■ **Work to do**
Reproduce all of the material word for word.

(Dataset rows about figures)
* START *
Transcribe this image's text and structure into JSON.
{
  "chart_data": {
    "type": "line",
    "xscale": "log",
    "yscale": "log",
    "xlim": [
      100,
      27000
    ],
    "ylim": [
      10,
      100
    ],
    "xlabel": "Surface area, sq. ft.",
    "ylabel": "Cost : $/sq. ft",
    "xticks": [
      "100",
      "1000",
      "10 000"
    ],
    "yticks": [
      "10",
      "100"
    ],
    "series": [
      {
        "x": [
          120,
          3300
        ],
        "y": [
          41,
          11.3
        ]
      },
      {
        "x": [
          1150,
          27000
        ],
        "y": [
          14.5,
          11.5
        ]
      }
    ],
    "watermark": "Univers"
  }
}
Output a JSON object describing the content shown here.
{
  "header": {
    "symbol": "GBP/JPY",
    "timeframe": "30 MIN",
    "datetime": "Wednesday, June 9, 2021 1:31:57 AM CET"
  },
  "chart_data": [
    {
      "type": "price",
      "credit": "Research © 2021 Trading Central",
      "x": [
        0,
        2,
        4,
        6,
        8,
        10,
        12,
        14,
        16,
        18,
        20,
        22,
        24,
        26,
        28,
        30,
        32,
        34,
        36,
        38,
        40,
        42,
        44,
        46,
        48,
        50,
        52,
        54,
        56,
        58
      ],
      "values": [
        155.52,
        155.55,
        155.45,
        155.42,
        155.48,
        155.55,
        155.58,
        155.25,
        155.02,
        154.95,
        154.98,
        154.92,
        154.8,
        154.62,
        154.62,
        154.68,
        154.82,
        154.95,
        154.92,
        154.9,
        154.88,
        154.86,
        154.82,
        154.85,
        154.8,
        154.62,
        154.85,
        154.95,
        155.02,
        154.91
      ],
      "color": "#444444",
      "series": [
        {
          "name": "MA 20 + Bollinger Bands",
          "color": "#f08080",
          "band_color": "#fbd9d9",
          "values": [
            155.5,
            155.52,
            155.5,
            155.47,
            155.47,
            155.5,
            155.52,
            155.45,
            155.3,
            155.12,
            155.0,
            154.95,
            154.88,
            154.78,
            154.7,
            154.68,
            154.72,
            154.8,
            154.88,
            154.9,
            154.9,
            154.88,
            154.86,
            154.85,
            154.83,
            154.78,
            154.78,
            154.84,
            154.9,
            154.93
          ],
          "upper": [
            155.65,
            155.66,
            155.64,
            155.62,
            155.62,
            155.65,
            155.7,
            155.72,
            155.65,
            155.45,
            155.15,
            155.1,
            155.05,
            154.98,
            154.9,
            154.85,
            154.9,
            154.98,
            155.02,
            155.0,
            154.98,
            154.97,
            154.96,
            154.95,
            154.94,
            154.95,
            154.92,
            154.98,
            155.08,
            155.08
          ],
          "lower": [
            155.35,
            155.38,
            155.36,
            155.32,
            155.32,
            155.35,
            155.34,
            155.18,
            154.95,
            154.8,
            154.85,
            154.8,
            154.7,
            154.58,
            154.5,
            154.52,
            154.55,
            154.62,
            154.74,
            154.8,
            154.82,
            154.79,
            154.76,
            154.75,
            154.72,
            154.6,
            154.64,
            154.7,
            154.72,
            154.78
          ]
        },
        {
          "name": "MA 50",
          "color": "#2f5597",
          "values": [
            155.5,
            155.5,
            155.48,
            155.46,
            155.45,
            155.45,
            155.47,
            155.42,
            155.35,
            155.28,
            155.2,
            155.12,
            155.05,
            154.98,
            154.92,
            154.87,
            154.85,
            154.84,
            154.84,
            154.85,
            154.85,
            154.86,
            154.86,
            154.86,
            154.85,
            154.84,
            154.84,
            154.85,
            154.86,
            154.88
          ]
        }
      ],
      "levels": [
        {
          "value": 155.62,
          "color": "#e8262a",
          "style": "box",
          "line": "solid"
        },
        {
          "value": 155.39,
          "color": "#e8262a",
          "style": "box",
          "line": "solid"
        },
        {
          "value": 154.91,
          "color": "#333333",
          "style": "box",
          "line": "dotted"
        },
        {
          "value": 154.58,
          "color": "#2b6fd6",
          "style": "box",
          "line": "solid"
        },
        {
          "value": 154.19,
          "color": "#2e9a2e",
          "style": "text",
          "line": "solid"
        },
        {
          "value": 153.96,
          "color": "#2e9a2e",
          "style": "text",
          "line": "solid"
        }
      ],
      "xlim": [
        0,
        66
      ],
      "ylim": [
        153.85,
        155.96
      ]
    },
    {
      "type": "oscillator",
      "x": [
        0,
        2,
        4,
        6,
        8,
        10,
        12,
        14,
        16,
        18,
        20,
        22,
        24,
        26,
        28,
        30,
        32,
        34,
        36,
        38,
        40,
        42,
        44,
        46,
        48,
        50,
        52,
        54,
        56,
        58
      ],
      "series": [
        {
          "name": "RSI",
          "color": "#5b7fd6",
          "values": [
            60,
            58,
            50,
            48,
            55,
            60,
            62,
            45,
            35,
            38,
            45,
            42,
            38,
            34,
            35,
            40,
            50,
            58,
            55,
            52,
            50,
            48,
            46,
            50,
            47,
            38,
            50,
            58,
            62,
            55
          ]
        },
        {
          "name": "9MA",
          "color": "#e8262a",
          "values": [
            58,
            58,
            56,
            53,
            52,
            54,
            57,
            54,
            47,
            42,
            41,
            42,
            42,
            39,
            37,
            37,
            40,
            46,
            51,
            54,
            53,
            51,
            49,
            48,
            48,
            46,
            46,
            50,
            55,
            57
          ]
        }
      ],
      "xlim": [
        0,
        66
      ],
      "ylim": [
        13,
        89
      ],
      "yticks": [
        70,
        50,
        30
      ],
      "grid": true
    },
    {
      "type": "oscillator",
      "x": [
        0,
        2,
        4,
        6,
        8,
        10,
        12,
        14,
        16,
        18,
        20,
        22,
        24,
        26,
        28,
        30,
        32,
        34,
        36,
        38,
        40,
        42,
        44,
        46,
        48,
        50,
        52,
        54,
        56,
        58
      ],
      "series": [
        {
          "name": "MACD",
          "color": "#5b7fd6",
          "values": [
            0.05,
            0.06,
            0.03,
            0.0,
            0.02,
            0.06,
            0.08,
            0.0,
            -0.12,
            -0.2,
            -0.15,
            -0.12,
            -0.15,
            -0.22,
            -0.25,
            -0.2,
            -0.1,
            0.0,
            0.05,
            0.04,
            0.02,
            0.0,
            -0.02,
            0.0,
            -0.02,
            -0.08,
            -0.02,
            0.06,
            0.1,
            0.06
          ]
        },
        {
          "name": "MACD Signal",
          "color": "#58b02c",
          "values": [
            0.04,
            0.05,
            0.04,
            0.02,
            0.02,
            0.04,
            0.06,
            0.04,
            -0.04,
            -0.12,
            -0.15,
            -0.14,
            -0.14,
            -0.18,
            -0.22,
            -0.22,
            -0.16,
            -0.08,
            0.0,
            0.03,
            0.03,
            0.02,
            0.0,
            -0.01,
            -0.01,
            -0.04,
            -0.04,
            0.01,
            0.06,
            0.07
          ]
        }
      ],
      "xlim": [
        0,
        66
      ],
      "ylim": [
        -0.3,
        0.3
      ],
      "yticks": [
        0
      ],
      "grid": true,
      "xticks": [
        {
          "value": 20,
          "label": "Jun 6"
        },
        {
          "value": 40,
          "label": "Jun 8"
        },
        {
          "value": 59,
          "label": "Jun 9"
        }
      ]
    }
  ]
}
* END *
■ **Task answer**
Transcribe this image's text and structure into JSON.
{
  "chart_data": {
    "type": "line",
    "xscale": "log",
    "yscale": "log",
    "xlim": [
      100,
      27000
    ],
    "ylim": [
      10,
      100
    ],
    "xlabel": "Surface area, sq. ft.",
    "ylabel": "Cost : $/sq. ft",
    "xticks": [
      "100",
      "1000",
      "10 000"
    ],
    "yticks": [
      "10",
      "100"
    ],
    "series": [
      {
        "x": [
          120,
          3300
        ],
        "y": [
          41,
          11.3
        ]
      },
      {
        "x": [
          1150,
          27000
        ],
        "y": [
          14.5,
          11.5
        ]
      }
    ],
    "watermark": "Univers"
  }
}
Output a JSON object describing the content shown here.
{
  "header": {
    "symbol": "GBP/JPY",
    "timeframe": "30 MIN",
    "datetime": "Wednesday, June 9, 2021 1:31:57 AM CET"
  },
  "chart_data": [
    {
      "type": "price",
      "credit": "Research © 2021 Trading Central",
      "x": [
        0,
        2,
        4,
        6,
        8,
        10,
        12,
        14,
        16,
        18,
        20,
        22,
        24,
        26,
        28,
        30,
        32,
        34,
        36,
        38,
        40,
        42,
        44,
        46,
        48,
        50,
        52,
        54,
        56,
        58
      ],
      "values": [
        155.52,
        155.55,
        155.45,
        155.42,
        155.48,
        155.55,
        155.58,
        155.25,
        155.02,
        154.95,
        154.98,
        154.92,
        154.8,
        154.62,
        154.62,
        154.68,
        154.82,
        154.95,
        154.92,
        154.9,
        154.88,
        154.86,
        154.82,
        154.85,
        154.8,
        154.62,
        154.85,
        154.95,
        155.02,
        154.91
      ],
      "color": "#444444",
      "series": [
        {
          "name": "MA 20 + Bollinger Bands",
          "color": "#f08080",
          "band_color": "#fbd9d9",
          "values": [
            155.5,
            155.52,
            155.5,
            155.47,
            155.47,
            155.5,
            155.52,
            155.45,
            155.3,
            155.12,
            155.0,
            154.95,
            154.88,
            154.78,
            154.7,
            154.68,
            154.72,
            154.8,
            154.88,
            154.9,
            154.9,
            154.88,
            154.86,
            154.85,
            154.83,
            154.78,
            154.78,
            154.84,
            154.9,
            154.93
          ],
          "upper": [
            155.65,
            155.66,
            155.64,
            155.62,
            155.62,
            155.65,
            155.7,
            155.72,
            155.65,
            155.45,
            155.15,
            155.1,
            155.05,
            154.98,
            154.9,
            154.85,
            154.9,
            154.98,
            155.02,
            155.0,
            154.98,
            154.97,
            154.96,
            154.95,
            154.94,
            154.95,
            154.92,
            154.98,
            155.08,
            155.08
          ],
          "lower": [
            155.35,
            155.38,
            155.36,
            155.32,
            155.32,
            155.35,
            155.34,
            155.18,
            154.95,
            154.8,
            154.85,
            154.8,
            154.7,
            154.58,
            154.5,
            154.52,
            154.55,
            154.62,
            154.74,
            154.8,
            154.82,
            154.79,
            154.76,
            154.75,
            154.72,
            154.6,
            154.64,
            154.7,
            154.72,
            154.78
          ]
        },
        {
          "name": "MA 50",
          "color": "#2f5597",
          "values": [
            155.5,
            155.5,
            155.48,
            155.46,
            155.45,
            155.45,
            155.47,
            155.42,
            155.35,
            155.28,
            155.2,
            155.12,
            155.05,
            154.98,
            154.92,
            154.87,
            154.85,
            154.84,
            154.84,
            154.85,
            154.85,
            154.86,
            154.86,
            154.86,
            154.85,
            154.84,
            154.84,
            154.85,
            154.86,
            154.88
          ]
        }
      ],
      "levels": [
        {
          "value": 155.62,
          "color": "#e8262a",
          "style": "box",
          "line": "solid"
        },
        {
          "value": 155.39,
          "color": "#e8262a",
          "style": "box",
          "line": "solid"
        },
        {
          "value": 154.91,
          "color": "#333333",
          "style": "box",
          "line": "dotted"
        },
        {
          "value": 154.58,
          "color": "#2b6fd6",
          "style": "box",
          "line": "solid"
        },
        {
          "value": 154.19,
          "color": "#2e9a2e",
          "style": "text",
          "line": "solid"
        },
        {
          "value": 153.96,
          "color": "#2e9a2e",
          "style": "text",
          "line": "solid"
        }
      ],
      "xlim": [
        0,
        66
      ],
      "ylim": [
        153.85,
        155.96
      ]
    },
    {
      "type": "oscillator",
      "x": [
        0,
        2,
        4,
        6,
        8,
        10,
        12,
        14,
        16,
        18,
        20,
        22,
        24,
        26,
        28,
        30,
        32,
        34,
        36,
        38,
        40,
        42,
        44,
        46,
        48,
        50,
        52,
        54,
        56,
        58
      ],
      "series": [
        {
          "name": "RSI",
          "color": "#5b7fd6",
          "values": [
            60,
            58,
            50,
            48,
            55,
            60,
            62,
            45,
            35,
            38,
            45,
            42,
            38,
            34,
            35,
            40,
            50,
            58,
            55,
            52,
            50,
            48,
            46,
            50,
            47,
            38,
            50,
            58,
            62,
            55
          ]
        },
        {
          "name": "9MA",
          "color": "#e8262a",
          "values": [
            58,
            58,
            56,
            53,
            52,
            54,
            57,
            54,
            47,
            42,
            41,
            42,
            42,
            39,
            37,
            37,
            40,
            46,
            51,
            54,
            53,
            51,
            49,
            48,
            48,
            46,
            46,
            50,
            55,
            57
          ]
        }
      ],
      "xlim": [
        0,
        66
      ],
      "ylim": [
        13,
        89
      ],
      "yticks": [
        70,
        50,
        30
      ],
      "grid": true
    },
    {
      "type": "oscillator",
      "x": [
        0,
        2,
        4,
        6,
        8,
        10,
        12,
        14,
        16,
        18,
        20,
        22,
        24,
        26,
        28,
        30,
        32,
        34,
        36,
        38,
        40,
        42,
        44,
        46,
        48,
        50,
        52,
        54,
        56,
        58
      ],
      "series": [
        {
          "name": "MACD",
          "color": "#5b7fd6",
          "values": [
            0.05,
            0.06,
            0.03,
            0.0,
            0.02,
            0.06,
            0.08,
            0.0,
            -0.12,
            -0.2,
            -0.15,
            -0.12,
            -0.15,
            -0.22,
            -0.25,
            -0.2,
            -0.1,
            0.0,
            0.05,
            0.04,
            0.02,
            0.0,
            -0.02,
            0.0,
            -0.02,
            -0.08,
            -0.02,
            0.06,
            0.1,
            0.06
          ]
        },
        {
          "name": "MACD Signal",
          "color": "#58b02c",
          "values": [
            0.04,
            0.05,
            0.04,
            0.02,
            0.02,
            0.04,
            0.06,
            0.04,
            -0.04,
            -0.12,
            -0.15,
            -0.14,
            -0.14,
            -0.18,
            -0.22,
            -0.22,
            -0.16,
            -0.08,
            0.0,
            0.03,
            0.03,
            0.02,
            0.0,
            -0.01,
            -0.01,
            -0.04,
            -0.04,
            0.01,
            0.06,
            0.07
          ]
        }
      ],
      "xlim": [
        0,
        66
      ],
      "ylim": [
        -0.3,
        0.3
      ],
      "yticks": [
        0
      ],
      "grid": true,
      "xticks": [
        {
          "value": 20,
          "label": "Jun 6"
        },
        {
          "value": 40,
          "label": "Jun 8"
        },
        {
          "value": 59,
          "label": "Jun 9"
        }
      ]
    }
  ]
}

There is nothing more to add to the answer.